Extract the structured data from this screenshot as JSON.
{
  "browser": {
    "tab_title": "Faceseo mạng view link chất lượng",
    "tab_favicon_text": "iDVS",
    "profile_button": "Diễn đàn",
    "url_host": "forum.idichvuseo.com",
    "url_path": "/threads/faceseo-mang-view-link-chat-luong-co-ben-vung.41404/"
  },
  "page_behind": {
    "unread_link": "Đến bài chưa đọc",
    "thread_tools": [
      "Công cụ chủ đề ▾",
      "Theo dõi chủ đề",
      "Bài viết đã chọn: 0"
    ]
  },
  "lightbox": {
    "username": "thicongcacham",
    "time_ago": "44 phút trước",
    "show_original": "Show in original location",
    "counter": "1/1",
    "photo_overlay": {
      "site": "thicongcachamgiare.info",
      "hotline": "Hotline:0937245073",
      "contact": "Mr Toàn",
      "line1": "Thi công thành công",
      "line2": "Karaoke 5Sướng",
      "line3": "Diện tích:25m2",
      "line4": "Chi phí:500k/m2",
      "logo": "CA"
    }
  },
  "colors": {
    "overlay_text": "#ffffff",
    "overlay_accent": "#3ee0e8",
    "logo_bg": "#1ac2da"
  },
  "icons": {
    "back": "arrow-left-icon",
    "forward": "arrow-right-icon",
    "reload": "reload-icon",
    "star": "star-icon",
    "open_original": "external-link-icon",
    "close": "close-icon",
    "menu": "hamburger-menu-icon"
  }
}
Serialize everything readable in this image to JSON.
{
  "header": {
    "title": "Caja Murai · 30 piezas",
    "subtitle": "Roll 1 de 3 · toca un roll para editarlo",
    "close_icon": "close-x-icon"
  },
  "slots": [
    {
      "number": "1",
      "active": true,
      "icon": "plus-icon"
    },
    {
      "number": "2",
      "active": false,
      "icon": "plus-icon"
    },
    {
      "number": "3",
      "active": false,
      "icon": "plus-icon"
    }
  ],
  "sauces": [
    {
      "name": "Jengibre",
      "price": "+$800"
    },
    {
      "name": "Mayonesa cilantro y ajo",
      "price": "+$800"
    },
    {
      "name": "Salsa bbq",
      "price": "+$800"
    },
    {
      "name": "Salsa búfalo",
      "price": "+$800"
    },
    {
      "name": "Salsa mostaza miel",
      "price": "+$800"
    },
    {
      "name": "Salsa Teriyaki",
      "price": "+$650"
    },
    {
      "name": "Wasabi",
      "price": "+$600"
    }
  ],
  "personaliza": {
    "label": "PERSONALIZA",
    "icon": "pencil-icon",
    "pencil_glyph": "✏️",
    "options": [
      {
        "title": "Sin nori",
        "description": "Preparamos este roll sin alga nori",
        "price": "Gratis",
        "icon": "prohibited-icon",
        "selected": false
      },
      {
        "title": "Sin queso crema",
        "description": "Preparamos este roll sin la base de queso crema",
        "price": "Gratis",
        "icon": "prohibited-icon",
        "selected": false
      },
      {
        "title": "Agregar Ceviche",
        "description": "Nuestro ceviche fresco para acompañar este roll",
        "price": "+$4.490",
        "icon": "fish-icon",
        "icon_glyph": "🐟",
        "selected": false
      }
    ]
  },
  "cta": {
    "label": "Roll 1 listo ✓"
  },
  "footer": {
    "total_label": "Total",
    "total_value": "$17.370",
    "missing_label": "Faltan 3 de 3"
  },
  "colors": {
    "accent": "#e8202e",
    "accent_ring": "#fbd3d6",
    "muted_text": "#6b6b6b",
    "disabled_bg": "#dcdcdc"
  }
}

........

Problem to solve: Nothing may be left out: return each entry exactly as it reads.

Output of the task:
Extract the structured data from this screenshot as JSON.
{
  "browser": {
    "tab_title": "Faceseo mạng view link chất lượng",
    "tab_favicon_text": "iDVS",
    "profile_button": "Diễn đàn",
    "url_host": "forum.idichvuseo.com",
    "url_path": "/threads/faceseo-mang-view-link-chat-luong-co-ben-vung.41404/"
  },
  "page_behind": {
    "unread_link": "Đến bài chưa đọc",
    "thread_tools": [
      "Công cụ chủ đề ▾",
      "Theo dõi chủ đề",
      "Bài viết đã chọn: 0"
    ]
  },
  "lightbox": {
    "username": "thicongcacham",
    "time_ago": "44 phút trước",
    "show_original": "Show in original location",
    "counter": "1/1",
    "photo_overlay": {
      "site": "thicongcachamgiare.info",
      "hotline": "Hotline:0937245073",
      "contact": "Mr Toàn",
      "line1": "Thi công thành công",
      "line2": "Karaoke 5Sướng",
      "line3": "Diện tích:25m2",
      "line4": "Chi phí:500k/m2",
      "logo": "CA"
    }
  },
  "colors": {
    "overlay_text": "#ffffff",
    "overlay_accent": "#3ee0e8",
    "logo_bg": "#1ac2da"
  },
  "icons": {
    "back": "arrow-left-icon",
    "forward": "arrow-right-icon",
    "reload": "reload-icon",
    "star": "star-icon",
    "open_original": "external-link-icon",
    "close": "close-icon",
    "menu": "hamburger-menu-icon"
  }
}
Serialize everything readable in this image to JSON.
{
  "header": {
    "title": "Caja Murai · 30 piezas",
    "subtitle": "Roll 1 de 3 · toca un roll para editarlo",
    "close_icon": "close-x-icon"
  },
  "slots": [
    {
      "number": "1",
      "active": true,
      "icon": "plus-icon"
    },
    {
      "number": "2",
      "active": false,
      "icon": "plus-icon"
    },
    {
      "number": "3",
      "active": false,
      "icon": "plus-icon"
    }
  ],
  "sauces": [
    {
      "name": "Jengibre",
      "price": "+$800"
    },
    {
      "name": "Mayonesa cilantro y ajo",
      "price": "+$800"
    },
    {
      "name": "Salsa bbq",
      "price": "+$800"
    },
    {
      "name": "Salsa búfalo",
      "price": "+$800"
    },
    {
      "name": "Salsa mostaza miel",
      "price": "+$800"
    },
    {
      "name": "Salsa Teriyaki",
      "price": "+$650"
    },
    {
      "name": "Wasabi",
      "price": "+$600"
    }
  ],
  "personaliza": {
    "label": "PERSONALIZA",
    "icon": "pencil-icon",
    "pencil_glyph": "✏️",
    "options": [
      {
        "title": "Sin nori",
        "description": "Preparamos este roll sin alga nori",
        "price": "Gratis",
        "icon": "prohibited-icon",
        "selected": false
      },
      {
        "title": "Sin queso crema",
        "description": "Preparamos este roll sin la base de queso crema",
        "price": "Gratis",
        "icon": "prohibited-icon",
        "selected": false
      },
      {
        "title": "Agregar Ceviche",
        "description": "Nuestro ceviche fresco para acompañar este roll",
        "price": "+$4.490",
        "icon": "fish-icon",
        "icon_glyph": "🐟",
        "selected": false
      }
    ]
  },
  "cta": {
    "label": "Roll 1 listo ✓"
  },
  "footer": {
    "total_label": "Total",
    "total_value": "$17.370",
    "missing_label": "Faltan 3 de 3"
  },
  "colors": {
    "accent": "#e8202e",
    "accent_ring": "#fbd3d6",
    "muted_text": "#6b6b6b",
    "disabled_bg": "#dcdcdc"
  }
}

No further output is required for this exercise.